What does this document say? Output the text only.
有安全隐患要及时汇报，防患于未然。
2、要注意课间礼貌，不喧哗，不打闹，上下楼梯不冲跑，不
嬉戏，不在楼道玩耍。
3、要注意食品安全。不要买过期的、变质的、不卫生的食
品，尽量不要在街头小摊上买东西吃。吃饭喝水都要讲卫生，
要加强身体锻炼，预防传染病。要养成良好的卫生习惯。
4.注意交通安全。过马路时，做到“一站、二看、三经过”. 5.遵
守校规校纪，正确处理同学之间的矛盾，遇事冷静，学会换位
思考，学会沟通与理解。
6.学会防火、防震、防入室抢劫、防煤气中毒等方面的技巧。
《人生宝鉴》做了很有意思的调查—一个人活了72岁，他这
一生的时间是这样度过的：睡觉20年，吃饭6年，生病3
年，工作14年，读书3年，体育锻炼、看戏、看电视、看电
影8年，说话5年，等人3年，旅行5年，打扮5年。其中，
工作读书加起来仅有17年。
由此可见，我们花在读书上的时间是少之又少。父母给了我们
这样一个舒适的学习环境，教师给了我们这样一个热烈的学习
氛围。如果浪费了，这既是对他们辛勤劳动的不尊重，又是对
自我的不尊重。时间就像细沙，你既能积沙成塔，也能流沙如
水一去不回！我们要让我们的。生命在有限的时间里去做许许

▶ [Written problem] Exactly as written above, please repeat the entries.

▶ [Output of the task]
What does this document say? Output the text only.
有安全隐患要及时汇报，防患于未然。
2、要注意课间礼貌，不喧哗，不打闹，上下楼梯不冲跑，不
嬉戏，不在楼道玩耍。
3、要注意食品安全。不要买过期的、变质的、不卫生的食
品，尽量不要在街头小摊上买东西吃。吃饭喝水都要讲卫生，
要加强身体锻炼，预防传染病。要养成良好的卫生习惯。
4.注意交通安全。过马路时，做到“一站、二看、三经过”. 5.遵
守校规校纪，正确处理同学之间的矛盾，遇事冷静，学会换位
思考，学会沟通与理解。
6.学会防火、防震、防入室抢劫、防煤气中毒等方面的技巧。
《人生宝鉴》做了很有意思的调查—一个人活了72岁，他这
一生的时间是这样度过的：睡觉20年，吃饭6年，生病3
年，工作14年，读书3年，体育锻炼、看戏、看电视、看电
影8年，说话5年，等人3年，旅行5年，打扮5年。其中，
工作读书加起来仅有17年。
由此可见，我们花在读书上的时间是少之又少。父母给了我们
这样一个舒适的学习环境，教师给了我们这样一个热烈的学习
氛围。如果浪费了，这既是对他们辛勤劳动的不尊重，又是对
自我的不尊重。时间就像细沙，你既能积沙成塔，也能流沙如
水一去不回！我们要让我们的。生命在有限的时间里去做许许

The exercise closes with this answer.